GOAL: Every line below is to be copied exactly, with the pictures left out.

# START OF SUPPLIED MATERIAL

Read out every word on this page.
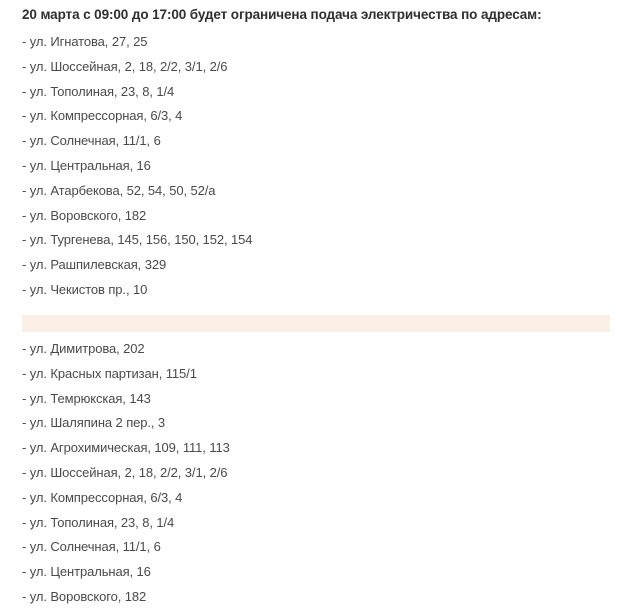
20 марта с 09:00 до 17:00 будет ограничена подача электричества по адресам:
- ул. Игнатова, 27, 25
- ул. Шоссейная, 2, 18, 2/2, 3/1, 2/6
- ул. Тополиная, 23, 8, 1/4
- ул. Компрессорная, 6/3, 4
- ул. Солнечная, 11/1, 6
- ул. Центральная, 16
- ул. Атарбекова, 52, 54, 50, 52/а
- ул. Воровского, 182
- ул. Тургенева, 145, 156, 150, 152, 154
- ул. Рашпилевская, 329
- ул. Чекистов пр., 10
- ул. Димитрова, 202
- ул. Красных партизан, 115/1
- ул. Темрюкская, 143
- ул. Шаляпина 2 пер., 3
- ул. Агрохимическая, 109, 111, 113
- ул. Шоссейная, 2, 18, 2/2, 3/1, 2/6
- ул. Компрессорная, 6/3, 4
- ул. Тополиная, 23, 8, 1/4
- ул. Солнечная, 11/1, 6
- ул. Центральная, 16
- ул. Воровского, 182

# END OF SUPPLIED MATERIAL

EXERCISE OUTPUT:
Read out every word on this page.
20 марта с 09:00 до 17:00 будет ограничена подача электричества по адресам:
- ул. Игнатова, 27, 25
- ул. Шоссейная, 2, 18, 2/2, 3/1, 2/6
- ул. Тополиная, 23, 8, 1/4
- ул. Компрессорная, 6/3, 4
- ул. Солнечная, 11/1, 6
- ул. Центральная, 16
- ул. Атарбекова, 52, 54, 50, 52/а
- ул. Воровского, 182
- ул. Тургенева, 145, 156, 150, 152, 154
- ул. Рашпилевская, 329
- ул. Чекистов пр., 10
- ул. Димитрова, 202
- ул. Красных партизан, 115/1
- ул. Темрюкская, 143
- ул. Шаляпина 2 пер., 3
- ул. Агрохимическая, 109, 111, 113
- ул. Шоссейная, 2, 18, 2/2, 3/1, 2/6
- ул. Компрессорная, 6/3, 4
- ул. Тополиная, 23, 8, 1/4
- ул. Солнечная, 11/1, 6
- ул. Центральная, 16
- ул. Воровского, 182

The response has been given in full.